Source records:
····················

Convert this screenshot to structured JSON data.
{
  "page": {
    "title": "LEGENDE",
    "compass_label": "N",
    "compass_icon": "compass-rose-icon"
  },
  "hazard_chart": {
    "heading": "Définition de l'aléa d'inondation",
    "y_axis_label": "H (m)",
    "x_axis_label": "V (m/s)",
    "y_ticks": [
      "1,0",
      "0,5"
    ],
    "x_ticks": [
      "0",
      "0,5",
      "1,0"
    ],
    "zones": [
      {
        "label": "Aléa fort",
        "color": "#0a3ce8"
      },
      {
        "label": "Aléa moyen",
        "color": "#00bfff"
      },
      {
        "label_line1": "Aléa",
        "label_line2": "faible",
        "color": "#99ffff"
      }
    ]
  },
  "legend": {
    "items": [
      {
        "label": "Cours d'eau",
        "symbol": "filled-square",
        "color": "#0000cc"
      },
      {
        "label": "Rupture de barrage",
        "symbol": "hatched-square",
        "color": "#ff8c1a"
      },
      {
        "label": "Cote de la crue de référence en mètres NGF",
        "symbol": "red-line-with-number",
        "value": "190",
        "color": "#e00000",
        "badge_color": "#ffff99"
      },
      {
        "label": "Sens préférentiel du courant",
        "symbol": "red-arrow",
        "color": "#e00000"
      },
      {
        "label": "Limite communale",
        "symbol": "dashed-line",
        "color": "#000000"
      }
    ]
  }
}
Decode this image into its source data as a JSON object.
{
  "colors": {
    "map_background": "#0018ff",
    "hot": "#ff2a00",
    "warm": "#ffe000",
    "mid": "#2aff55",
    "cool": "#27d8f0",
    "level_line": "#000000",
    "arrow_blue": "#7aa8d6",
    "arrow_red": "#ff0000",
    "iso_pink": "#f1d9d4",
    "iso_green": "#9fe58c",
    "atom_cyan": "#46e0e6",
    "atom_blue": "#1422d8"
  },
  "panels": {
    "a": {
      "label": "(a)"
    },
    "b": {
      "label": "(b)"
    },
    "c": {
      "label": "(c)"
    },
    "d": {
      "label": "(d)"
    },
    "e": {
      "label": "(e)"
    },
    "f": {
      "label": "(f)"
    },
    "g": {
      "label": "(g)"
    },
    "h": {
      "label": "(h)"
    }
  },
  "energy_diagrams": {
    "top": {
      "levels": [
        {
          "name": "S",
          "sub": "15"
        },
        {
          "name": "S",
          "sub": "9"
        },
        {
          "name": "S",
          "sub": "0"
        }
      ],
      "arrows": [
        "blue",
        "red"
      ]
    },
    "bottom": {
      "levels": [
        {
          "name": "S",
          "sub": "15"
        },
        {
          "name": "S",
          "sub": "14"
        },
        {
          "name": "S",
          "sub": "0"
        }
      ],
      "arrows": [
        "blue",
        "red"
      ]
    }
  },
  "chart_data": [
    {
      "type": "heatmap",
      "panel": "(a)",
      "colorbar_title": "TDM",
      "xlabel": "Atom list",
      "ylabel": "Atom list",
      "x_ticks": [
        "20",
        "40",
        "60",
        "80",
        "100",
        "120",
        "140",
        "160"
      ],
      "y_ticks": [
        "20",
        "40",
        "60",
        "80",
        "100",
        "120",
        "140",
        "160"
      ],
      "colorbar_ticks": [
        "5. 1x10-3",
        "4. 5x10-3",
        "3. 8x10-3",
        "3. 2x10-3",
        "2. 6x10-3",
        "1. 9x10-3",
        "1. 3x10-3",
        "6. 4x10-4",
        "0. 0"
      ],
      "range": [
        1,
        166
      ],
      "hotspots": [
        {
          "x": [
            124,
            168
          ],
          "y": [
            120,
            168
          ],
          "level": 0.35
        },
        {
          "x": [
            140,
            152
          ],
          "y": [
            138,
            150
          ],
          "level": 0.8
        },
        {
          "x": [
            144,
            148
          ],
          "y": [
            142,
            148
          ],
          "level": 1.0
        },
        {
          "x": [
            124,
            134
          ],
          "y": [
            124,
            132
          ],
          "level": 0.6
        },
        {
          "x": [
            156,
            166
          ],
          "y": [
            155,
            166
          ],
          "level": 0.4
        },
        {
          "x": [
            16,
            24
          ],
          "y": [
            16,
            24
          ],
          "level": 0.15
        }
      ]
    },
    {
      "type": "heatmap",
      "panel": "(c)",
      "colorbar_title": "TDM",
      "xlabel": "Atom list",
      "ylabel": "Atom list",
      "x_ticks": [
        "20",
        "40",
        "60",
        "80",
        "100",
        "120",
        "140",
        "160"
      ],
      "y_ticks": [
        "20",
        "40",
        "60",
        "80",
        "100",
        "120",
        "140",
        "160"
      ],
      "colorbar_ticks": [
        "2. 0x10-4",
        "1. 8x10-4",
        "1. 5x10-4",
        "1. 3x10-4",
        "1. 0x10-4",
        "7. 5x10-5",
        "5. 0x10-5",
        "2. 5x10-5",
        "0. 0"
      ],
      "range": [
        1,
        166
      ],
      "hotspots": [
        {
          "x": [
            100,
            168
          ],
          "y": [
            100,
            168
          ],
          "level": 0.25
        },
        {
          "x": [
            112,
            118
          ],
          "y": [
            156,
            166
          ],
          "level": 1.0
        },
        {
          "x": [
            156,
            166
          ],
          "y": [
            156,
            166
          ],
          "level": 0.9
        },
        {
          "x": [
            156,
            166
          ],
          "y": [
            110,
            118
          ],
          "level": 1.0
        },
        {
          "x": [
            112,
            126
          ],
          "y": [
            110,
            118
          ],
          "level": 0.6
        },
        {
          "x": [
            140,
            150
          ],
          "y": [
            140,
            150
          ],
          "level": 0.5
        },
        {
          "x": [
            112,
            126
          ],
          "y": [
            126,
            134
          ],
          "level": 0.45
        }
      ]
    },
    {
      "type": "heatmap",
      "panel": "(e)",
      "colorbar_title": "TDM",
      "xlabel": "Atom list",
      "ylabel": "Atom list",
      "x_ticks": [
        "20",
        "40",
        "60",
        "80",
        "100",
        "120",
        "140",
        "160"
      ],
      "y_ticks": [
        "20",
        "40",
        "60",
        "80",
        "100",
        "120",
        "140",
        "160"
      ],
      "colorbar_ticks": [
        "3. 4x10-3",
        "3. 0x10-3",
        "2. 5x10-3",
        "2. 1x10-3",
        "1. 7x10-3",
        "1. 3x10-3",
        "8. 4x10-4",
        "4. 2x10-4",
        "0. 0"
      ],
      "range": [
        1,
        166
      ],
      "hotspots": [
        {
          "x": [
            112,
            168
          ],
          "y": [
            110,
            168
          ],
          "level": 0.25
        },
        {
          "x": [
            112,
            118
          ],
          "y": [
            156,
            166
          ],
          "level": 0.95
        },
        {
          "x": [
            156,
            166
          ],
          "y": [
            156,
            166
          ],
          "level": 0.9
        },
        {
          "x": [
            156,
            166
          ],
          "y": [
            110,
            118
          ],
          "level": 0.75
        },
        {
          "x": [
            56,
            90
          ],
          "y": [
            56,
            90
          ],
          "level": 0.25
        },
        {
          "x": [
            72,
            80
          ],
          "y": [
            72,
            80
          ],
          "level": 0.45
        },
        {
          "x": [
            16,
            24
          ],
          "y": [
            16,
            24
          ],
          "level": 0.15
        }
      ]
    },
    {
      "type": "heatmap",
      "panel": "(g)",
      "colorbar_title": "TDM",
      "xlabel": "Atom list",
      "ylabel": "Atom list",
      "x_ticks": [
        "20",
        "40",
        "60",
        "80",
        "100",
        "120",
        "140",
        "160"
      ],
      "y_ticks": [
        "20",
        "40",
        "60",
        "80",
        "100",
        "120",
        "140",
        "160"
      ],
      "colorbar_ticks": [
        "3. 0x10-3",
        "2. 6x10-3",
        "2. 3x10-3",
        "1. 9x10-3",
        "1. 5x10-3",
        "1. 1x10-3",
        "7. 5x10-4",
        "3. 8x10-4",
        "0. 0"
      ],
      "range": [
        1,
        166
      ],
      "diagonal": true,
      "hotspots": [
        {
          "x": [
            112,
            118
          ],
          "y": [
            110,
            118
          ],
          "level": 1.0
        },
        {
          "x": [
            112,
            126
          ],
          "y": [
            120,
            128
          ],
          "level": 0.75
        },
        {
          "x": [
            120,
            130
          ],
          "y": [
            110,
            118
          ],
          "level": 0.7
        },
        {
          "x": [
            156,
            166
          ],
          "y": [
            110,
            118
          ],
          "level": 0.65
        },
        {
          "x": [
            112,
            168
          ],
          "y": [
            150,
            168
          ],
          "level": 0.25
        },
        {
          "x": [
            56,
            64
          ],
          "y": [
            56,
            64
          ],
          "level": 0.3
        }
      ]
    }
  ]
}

····················

● **STATED TASK**: Copy each line of the records containing the string "square".

● **ANSWER**:
        "symbol": "filled-square",
        "symbol": "hatched-square",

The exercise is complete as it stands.